Data items
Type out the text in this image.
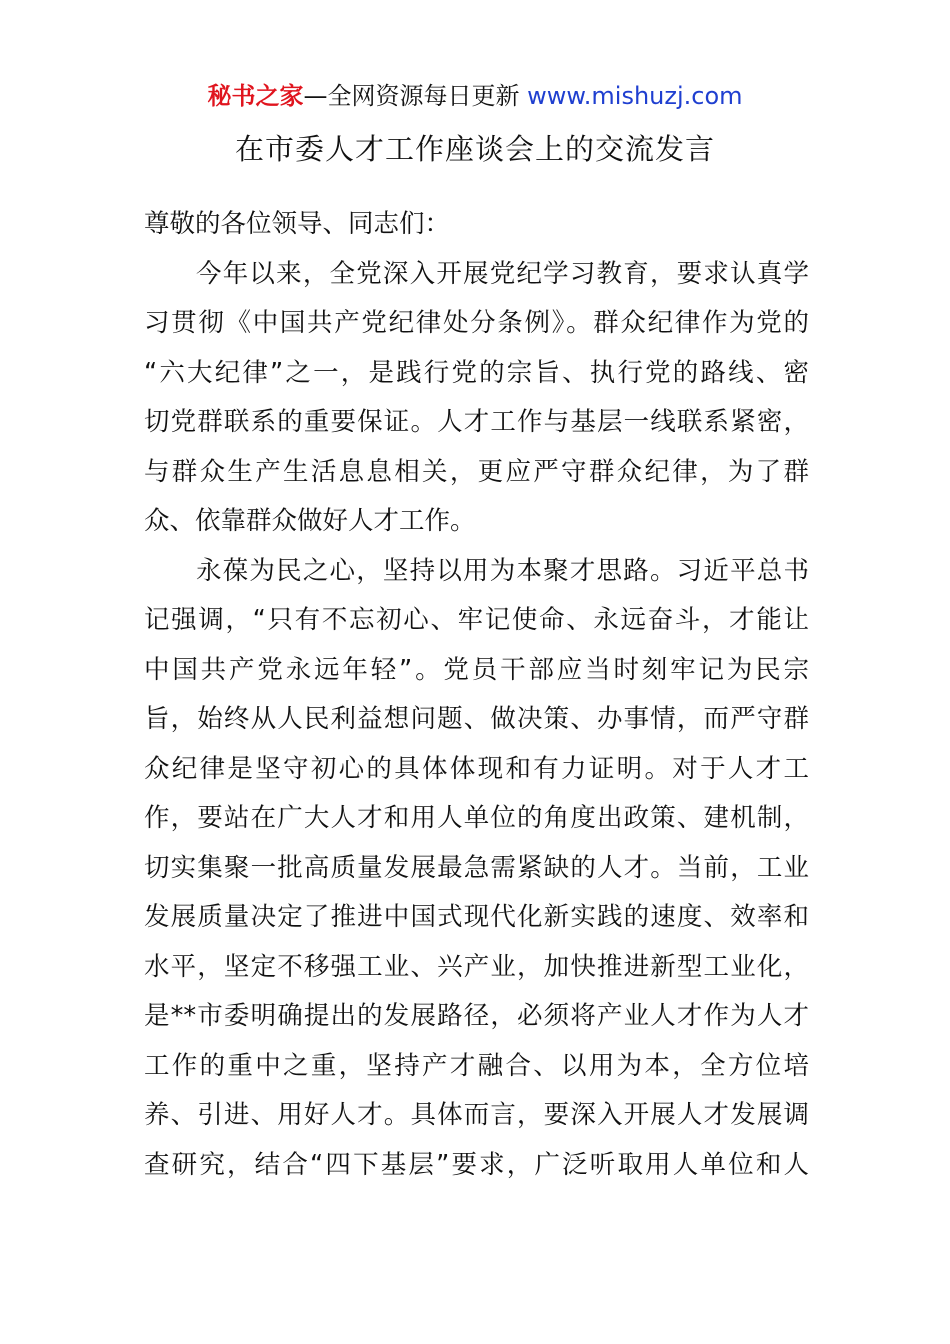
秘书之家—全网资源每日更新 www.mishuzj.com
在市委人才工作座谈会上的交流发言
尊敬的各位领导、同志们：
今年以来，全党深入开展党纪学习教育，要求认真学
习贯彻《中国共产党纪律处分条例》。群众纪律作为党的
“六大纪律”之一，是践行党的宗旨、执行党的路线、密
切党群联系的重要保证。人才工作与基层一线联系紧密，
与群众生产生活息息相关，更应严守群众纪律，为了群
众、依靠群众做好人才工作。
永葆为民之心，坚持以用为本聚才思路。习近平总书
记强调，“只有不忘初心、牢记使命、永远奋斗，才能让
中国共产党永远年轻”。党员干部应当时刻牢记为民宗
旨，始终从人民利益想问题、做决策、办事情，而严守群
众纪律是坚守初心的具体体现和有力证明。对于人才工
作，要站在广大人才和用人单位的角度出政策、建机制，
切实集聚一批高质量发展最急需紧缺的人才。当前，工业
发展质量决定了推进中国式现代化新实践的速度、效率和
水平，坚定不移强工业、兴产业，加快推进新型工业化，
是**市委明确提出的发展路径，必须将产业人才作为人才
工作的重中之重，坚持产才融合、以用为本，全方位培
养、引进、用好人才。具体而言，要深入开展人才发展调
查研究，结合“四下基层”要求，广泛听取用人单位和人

---

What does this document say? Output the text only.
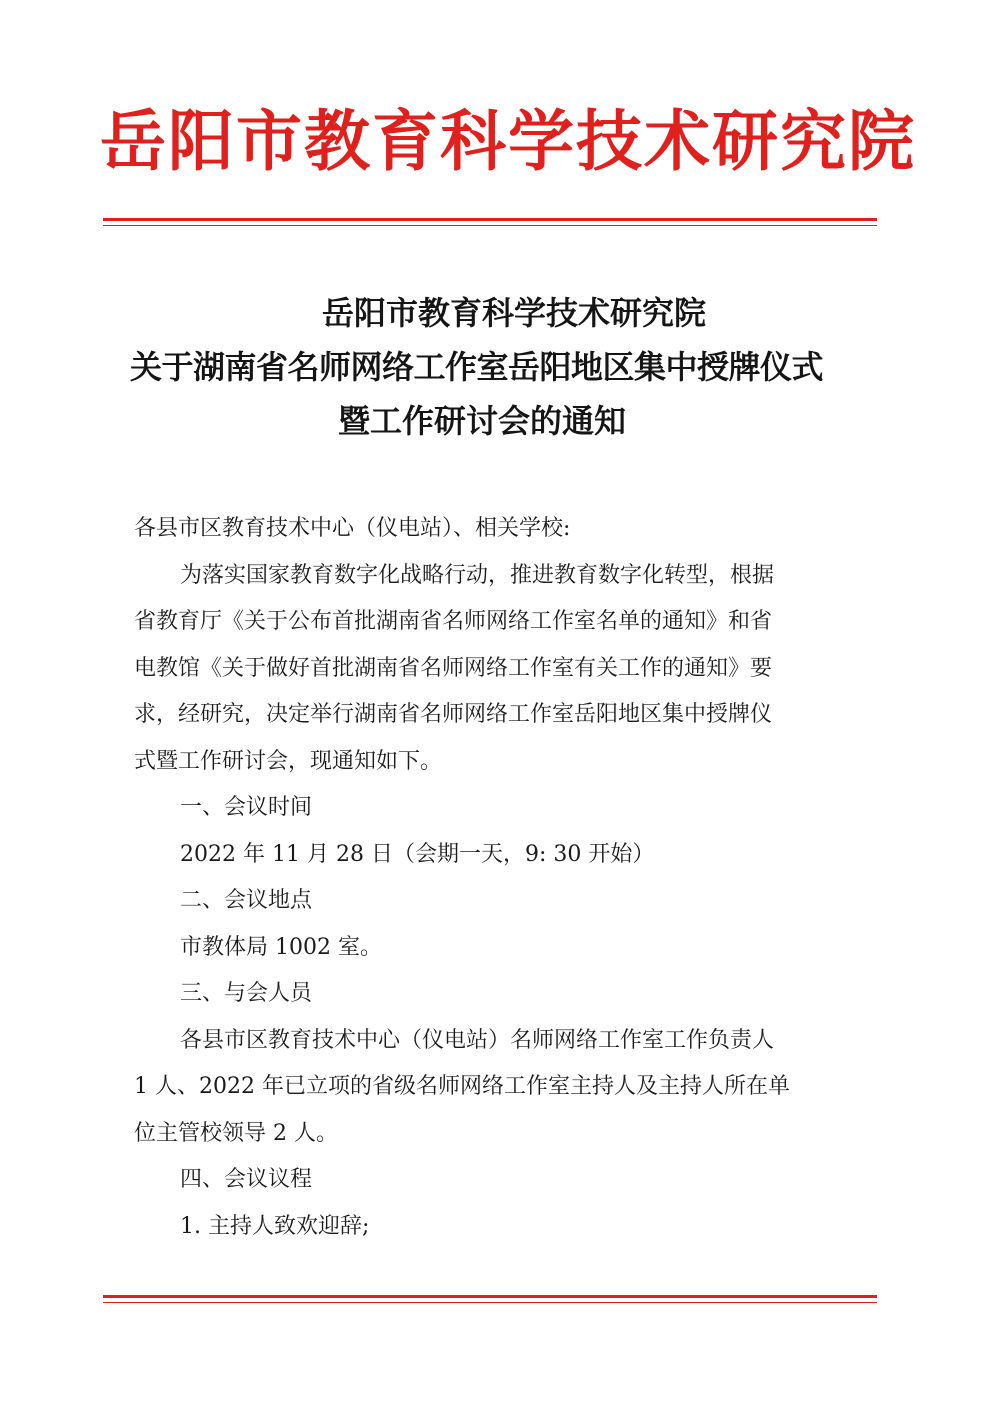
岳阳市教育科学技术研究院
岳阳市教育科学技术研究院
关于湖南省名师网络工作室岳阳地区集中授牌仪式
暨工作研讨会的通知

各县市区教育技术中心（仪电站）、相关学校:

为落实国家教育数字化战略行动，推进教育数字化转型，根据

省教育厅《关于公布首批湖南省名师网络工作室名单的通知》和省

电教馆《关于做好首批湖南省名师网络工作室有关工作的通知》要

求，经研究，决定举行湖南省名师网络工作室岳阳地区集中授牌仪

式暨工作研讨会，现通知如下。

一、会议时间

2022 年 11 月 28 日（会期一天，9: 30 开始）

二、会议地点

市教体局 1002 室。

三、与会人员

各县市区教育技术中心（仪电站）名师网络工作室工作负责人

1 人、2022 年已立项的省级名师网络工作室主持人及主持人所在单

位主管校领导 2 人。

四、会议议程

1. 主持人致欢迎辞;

---

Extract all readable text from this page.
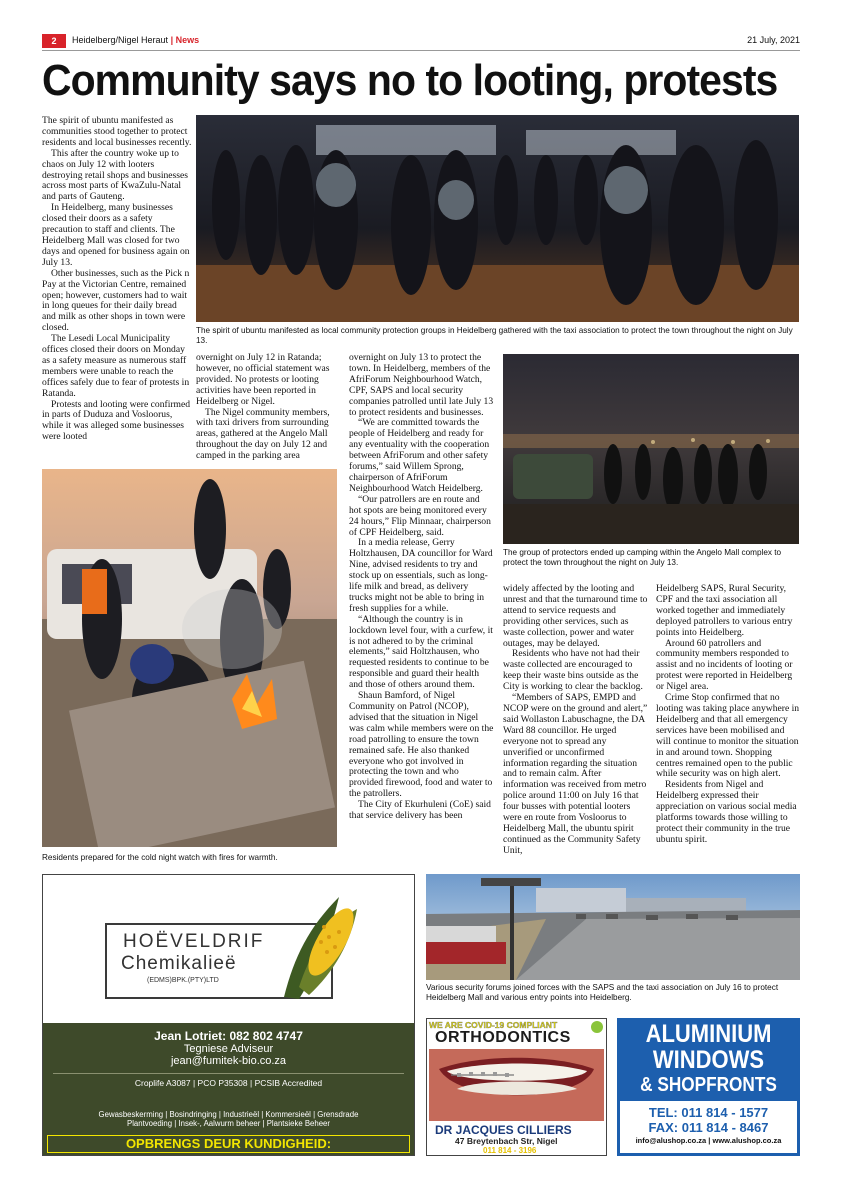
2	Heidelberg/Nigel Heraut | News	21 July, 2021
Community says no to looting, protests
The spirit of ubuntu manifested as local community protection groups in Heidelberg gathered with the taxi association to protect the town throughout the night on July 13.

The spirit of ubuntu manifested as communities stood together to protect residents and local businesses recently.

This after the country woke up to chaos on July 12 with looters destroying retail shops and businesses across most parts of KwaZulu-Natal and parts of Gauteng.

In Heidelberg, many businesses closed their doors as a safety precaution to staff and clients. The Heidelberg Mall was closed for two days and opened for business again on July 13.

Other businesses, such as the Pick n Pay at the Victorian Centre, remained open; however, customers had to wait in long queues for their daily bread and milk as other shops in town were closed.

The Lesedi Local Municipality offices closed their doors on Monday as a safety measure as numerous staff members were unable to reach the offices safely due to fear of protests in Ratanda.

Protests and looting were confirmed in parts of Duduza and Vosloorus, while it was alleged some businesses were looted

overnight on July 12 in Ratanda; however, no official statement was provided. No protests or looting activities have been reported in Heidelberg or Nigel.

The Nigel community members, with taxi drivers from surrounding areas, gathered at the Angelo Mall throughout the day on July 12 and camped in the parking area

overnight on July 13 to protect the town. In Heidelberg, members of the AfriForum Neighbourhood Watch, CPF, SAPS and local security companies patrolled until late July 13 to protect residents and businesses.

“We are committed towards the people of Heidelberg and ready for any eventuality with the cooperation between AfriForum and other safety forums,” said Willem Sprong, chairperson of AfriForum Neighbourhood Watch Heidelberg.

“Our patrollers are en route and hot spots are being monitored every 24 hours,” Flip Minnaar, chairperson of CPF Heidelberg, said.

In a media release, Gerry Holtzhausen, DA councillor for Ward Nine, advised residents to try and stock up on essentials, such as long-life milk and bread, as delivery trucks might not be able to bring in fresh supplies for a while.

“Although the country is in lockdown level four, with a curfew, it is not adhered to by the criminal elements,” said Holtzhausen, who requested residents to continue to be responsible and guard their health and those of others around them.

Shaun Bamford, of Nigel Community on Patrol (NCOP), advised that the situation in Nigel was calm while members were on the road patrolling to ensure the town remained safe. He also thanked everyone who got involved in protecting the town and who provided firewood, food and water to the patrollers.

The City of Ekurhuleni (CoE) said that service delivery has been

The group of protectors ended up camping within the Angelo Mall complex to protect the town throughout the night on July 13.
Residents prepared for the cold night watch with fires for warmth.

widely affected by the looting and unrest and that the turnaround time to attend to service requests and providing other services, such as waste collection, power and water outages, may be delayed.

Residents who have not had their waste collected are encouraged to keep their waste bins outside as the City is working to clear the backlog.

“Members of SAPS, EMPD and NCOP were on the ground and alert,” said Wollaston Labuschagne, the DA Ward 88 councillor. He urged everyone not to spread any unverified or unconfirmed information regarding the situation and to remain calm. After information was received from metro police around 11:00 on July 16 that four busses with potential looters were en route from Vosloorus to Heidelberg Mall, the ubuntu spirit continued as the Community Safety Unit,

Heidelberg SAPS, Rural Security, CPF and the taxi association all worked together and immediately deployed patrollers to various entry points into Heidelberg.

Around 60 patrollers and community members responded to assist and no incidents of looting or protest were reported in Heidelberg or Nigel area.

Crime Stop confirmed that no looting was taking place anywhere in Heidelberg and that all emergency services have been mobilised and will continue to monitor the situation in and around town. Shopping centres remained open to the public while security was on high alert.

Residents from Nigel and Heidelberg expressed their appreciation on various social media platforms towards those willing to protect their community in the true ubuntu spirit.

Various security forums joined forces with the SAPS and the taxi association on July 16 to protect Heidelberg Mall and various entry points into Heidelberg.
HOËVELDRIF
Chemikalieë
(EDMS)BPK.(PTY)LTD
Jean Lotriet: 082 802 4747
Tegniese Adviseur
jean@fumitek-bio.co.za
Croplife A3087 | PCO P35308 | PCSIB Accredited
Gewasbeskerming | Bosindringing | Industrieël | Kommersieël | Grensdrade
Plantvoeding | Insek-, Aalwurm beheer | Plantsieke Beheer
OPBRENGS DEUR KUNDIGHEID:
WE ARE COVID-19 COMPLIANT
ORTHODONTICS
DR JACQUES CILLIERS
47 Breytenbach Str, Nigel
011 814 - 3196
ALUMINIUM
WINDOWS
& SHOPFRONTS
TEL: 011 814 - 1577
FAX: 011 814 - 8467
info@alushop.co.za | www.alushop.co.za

### [Stated goal]
Search the lines above for the string "looting" and copy each line that has it.

### [Answer]
Community says no to looting, protests
Protests and looting were confirmed in parts of Duduza and Vosloorus, while it was alleged some businesses were looted
overnight on July 12 in Ratanda; however, no official statement was provided. No protests or looting activities have been reported in Heidelberg or Nigel.
widely affected by the looting and unrest and that the turnaround time to attend to service requests and providing other services, such as waste collection, power and water outages, may be delayed.
Around 60 patrollers and community members responded to assist and no incidents of looting or protest were reported in Heidelberg or Nigel area.
Crime Stop confirmed that no looting was taking place anywhere in Heidelberg and that all emergency services have been mobilised and will continue to monitor the situation in and around town. Shopping centres remained open to the public while security was on high alert.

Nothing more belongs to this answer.